_Task objective_
Copy every entry word for word, but skip the pictures.

Figure dataset records
☆ ☆ ☆ ☆ ☆

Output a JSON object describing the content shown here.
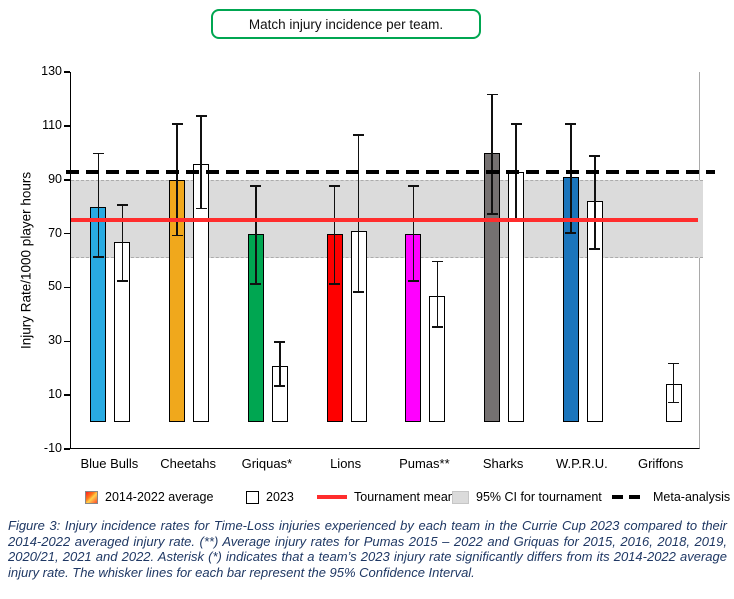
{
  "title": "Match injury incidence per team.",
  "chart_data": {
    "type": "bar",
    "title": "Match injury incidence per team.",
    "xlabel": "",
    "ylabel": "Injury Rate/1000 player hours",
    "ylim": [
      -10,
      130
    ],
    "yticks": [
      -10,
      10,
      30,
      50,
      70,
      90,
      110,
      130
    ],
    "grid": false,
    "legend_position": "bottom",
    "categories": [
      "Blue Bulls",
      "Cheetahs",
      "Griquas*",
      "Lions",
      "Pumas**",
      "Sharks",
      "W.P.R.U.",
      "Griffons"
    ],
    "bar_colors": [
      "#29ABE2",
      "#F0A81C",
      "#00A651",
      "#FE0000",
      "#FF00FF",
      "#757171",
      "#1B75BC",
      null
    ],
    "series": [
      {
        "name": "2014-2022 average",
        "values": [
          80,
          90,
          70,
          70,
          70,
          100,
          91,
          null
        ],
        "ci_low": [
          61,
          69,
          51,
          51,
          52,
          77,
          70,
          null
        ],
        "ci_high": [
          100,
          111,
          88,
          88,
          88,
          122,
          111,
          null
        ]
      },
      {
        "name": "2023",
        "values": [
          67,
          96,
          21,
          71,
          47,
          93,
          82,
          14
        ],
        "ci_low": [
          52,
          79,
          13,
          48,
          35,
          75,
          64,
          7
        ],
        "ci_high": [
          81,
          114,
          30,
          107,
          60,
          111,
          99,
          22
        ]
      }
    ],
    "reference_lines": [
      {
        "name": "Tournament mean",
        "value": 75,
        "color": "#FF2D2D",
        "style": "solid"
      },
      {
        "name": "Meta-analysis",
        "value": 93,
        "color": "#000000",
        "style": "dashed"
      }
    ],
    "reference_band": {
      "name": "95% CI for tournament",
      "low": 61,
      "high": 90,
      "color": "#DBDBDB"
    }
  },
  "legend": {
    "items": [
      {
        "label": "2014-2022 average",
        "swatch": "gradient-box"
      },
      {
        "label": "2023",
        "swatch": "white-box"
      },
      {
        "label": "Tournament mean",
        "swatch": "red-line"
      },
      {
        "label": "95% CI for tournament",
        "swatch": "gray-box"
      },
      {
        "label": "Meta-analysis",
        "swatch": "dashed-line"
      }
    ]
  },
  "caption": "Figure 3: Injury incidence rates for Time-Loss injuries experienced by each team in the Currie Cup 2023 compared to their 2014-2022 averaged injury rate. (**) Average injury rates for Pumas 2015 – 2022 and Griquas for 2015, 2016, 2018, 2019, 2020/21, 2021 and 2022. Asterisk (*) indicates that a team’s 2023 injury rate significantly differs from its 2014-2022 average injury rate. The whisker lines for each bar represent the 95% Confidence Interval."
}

☆ ☆ ☆ ☆ ☆

_The reply_
Output a JSON object describing the content shown here.
{
  "title": "Match injury incidence per team.",
  "chart_data": {
    "type": "bar",
    "title": "Match injury incidence per team.",
    "xlabel": "",
    "ylabel": "Injury Rate/1000 player hours",
    "ylim": [
      -10,
      130
    ],
    "yticks": [
      -10,
      10,
      30,
      50,
      70,
      90,
      110,
      130
    ],
    "grid": false,
    "legend_position": "bottom",
    "categories": [
      "Blue Bulls",
      "Cheetahs",
      "Griquas*",
      "Lions",
      "Pumas**",
      "Sharks",
      "W.P.R.U.",
      "Griffons"
    ],
    "bar_colors": [
      "#29ABE2",
      "#F0A81C",
      "#00A651",
      "#FE0000",
      "#FF00FF",
      "#757171",
      "#1B75BC",
      null
    ],
    "series": [
      {
        "name": "2014-2022 average",
        "values": [
          80,
          90,
          70,
          70,
          70,
          100,
          91,
          null
        ],
        "ci_low": [
          61,
          69,
          51,
          51,
          52,
          77,
          70,
          null
        ],
        "ci_high": [
          100,
          111,
          88,
          88,
          88,
          122,
          111,
          null
        ]
      },
      {
        "name": "2023",
        "values": [
          67,
          96,
          21,
          71,
          47,
          93,
          82,
          14
        ],
        "ci_low": [
          52,
          79,
          13,
          48,
          35,
          75,
          64,
          7
        ],
        "ci_high": [
          81,
          114,
          30,
          107,
          60,
          111,
          99,
          22
        ]
      }
    ],
    "reference_lines": [
      {
        "name": "Tournament mean",
        "value": 75,
        "color": "#FF2D2D",
        "style": "solid"
      },
      {
        "name": "Meta-analysis",
        "value": 93,
        "color": "#000000",
        "style": "dashed"
      }
    ],
    "reference_band": {
      "name": "95% CI for tournament",
      "low": 61,
      "high": 90,
      "color": "#DBDBDB"
    }
  },
  "legend": {
    "items": [
      {
        "label": "2014-2022 average",
        "swatch": "gradient-box"
      },
      {
        "label": "2023",
        "swatch": "white-box"
      },
      {
        "label": "Tournament mean",
        "swatch": "red-line"
      },
      {
        "label": "95% CI for tournament",
        "swatch": "gray-box"
      },
      {
        "label": "Meta-analysis",
        "swatch": "dashed-line"
      }
    ]
  },
  "caption": "Figure 3: Injury incidence rates for Time-Loss injuries experienced by each team in the Currie Cup 2023 compared to their 2014-2022 averaged injury rate. (**) Average injury rates for Pumas 2015 – 2022 and Griquas for 2015, 2016, 2018, 2019, 2020/21, 2021 and 2022. Asterisk (*) indicates that a team’s 2023 injury rate significantly differs from its 2014-2022 average injury rate. The whisker lines for each bar represent the 95% Confidence Interval."
}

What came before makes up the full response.